WHAT TO WORK ON: Copy whichever lines contain the string "active".

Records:
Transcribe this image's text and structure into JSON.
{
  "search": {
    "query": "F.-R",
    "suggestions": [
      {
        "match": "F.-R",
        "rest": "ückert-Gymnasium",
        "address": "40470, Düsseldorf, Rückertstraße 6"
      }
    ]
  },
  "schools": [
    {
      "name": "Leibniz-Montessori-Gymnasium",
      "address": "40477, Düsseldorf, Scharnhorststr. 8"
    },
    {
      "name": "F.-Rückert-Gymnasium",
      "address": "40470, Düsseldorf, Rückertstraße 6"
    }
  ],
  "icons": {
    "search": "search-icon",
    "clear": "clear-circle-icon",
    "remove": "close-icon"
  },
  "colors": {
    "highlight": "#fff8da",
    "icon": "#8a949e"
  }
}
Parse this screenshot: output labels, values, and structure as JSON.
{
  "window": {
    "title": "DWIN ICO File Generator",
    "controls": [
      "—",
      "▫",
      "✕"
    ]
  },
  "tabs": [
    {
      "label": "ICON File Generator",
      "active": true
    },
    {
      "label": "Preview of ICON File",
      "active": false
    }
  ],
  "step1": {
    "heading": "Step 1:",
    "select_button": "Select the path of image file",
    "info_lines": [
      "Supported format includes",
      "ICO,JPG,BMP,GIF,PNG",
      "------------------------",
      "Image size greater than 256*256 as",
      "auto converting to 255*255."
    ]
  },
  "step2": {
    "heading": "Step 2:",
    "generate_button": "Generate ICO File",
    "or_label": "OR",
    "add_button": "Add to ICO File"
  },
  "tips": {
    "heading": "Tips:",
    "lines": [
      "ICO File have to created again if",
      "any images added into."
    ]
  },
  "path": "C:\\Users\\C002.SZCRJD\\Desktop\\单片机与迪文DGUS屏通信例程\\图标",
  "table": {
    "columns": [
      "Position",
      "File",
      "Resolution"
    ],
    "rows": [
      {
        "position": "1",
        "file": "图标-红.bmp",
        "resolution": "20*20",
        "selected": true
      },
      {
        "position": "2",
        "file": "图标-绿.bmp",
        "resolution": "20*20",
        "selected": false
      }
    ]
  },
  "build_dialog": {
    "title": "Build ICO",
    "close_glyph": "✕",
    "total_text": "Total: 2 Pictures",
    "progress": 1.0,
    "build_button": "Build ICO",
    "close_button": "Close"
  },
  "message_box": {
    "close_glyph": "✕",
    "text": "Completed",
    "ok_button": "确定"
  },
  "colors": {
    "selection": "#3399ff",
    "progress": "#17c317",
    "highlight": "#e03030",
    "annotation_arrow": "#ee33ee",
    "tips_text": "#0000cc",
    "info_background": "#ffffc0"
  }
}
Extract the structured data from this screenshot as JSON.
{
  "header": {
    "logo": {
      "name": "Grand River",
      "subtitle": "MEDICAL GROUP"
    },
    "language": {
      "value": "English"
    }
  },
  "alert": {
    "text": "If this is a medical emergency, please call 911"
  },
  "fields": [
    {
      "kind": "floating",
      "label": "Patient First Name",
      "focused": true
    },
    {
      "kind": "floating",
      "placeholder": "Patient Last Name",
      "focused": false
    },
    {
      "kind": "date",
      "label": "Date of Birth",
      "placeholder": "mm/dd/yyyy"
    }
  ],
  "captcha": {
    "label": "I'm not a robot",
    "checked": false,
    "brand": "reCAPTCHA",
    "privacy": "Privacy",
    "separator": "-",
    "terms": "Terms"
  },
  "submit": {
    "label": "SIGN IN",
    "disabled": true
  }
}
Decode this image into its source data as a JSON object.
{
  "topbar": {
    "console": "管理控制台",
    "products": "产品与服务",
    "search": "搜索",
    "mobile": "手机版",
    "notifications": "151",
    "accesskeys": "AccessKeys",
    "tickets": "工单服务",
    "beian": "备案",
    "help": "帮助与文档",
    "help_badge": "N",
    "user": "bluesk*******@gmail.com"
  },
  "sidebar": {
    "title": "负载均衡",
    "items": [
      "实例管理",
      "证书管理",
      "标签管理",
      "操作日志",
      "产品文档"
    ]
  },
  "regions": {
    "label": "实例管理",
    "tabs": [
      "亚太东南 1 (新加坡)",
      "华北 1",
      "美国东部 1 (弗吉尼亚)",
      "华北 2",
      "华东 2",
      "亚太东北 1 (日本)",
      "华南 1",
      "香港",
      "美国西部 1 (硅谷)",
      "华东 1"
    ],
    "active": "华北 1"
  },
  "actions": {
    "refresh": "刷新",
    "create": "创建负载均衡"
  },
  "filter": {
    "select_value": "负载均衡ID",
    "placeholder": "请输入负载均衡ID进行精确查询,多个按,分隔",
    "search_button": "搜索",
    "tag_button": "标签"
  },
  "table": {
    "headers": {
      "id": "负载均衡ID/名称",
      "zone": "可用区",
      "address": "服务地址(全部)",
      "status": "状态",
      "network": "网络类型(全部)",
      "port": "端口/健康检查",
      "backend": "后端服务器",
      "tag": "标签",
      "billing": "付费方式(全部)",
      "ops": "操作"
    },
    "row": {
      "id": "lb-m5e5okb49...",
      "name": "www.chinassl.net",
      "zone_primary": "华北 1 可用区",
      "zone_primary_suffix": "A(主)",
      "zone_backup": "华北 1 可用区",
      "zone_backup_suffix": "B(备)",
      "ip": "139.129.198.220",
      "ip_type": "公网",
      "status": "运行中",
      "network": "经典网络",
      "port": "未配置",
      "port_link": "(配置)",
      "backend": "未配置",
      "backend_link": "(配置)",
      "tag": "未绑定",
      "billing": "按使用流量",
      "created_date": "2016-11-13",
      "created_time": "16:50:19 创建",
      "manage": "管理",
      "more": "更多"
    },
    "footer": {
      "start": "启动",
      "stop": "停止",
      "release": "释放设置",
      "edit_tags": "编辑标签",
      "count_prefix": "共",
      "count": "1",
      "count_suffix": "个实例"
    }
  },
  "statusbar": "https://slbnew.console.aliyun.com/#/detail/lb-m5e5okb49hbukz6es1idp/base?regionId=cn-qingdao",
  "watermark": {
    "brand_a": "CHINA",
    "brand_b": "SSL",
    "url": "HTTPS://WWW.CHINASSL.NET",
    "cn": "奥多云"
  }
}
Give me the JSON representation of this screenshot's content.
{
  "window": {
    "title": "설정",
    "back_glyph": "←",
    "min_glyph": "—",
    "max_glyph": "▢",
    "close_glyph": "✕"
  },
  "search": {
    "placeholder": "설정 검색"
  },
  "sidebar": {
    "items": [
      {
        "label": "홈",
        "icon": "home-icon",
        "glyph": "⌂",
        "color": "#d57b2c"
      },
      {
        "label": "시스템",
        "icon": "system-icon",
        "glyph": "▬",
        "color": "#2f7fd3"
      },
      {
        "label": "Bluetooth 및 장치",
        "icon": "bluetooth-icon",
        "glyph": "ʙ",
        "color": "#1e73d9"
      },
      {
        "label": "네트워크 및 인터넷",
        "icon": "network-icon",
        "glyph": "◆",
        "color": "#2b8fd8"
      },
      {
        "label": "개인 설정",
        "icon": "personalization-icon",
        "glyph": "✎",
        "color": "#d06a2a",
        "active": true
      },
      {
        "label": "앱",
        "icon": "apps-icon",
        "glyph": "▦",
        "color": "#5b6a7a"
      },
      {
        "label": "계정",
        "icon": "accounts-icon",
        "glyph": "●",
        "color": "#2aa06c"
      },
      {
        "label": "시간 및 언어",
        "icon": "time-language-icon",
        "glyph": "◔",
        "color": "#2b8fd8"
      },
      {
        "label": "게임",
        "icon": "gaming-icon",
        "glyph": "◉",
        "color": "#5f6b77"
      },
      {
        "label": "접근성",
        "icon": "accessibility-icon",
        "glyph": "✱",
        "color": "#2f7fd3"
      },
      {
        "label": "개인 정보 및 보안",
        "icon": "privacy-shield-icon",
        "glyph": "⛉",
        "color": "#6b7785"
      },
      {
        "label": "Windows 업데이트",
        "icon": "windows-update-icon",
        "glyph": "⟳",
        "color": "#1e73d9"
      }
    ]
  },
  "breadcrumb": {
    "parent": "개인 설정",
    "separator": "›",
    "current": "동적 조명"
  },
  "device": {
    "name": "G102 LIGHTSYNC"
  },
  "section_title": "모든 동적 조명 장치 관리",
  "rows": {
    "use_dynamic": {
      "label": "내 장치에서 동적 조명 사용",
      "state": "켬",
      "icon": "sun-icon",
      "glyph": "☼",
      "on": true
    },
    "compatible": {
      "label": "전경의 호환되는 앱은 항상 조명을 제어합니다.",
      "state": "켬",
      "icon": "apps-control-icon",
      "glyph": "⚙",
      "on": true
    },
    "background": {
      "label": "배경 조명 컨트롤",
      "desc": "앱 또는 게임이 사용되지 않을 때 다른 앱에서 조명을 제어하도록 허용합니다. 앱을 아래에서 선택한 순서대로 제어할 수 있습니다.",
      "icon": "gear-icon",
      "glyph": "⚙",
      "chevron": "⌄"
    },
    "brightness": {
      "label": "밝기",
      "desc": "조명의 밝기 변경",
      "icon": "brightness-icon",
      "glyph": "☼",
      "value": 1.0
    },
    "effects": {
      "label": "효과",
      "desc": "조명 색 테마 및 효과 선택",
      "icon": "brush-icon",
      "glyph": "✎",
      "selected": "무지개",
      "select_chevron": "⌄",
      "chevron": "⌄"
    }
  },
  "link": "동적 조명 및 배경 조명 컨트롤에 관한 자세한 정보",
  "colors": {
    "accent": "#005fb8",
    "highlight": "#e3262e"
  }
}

WRITTEN ANSWER:
      "active": true
      "active": false
    "active": "华北 1"
        "active": true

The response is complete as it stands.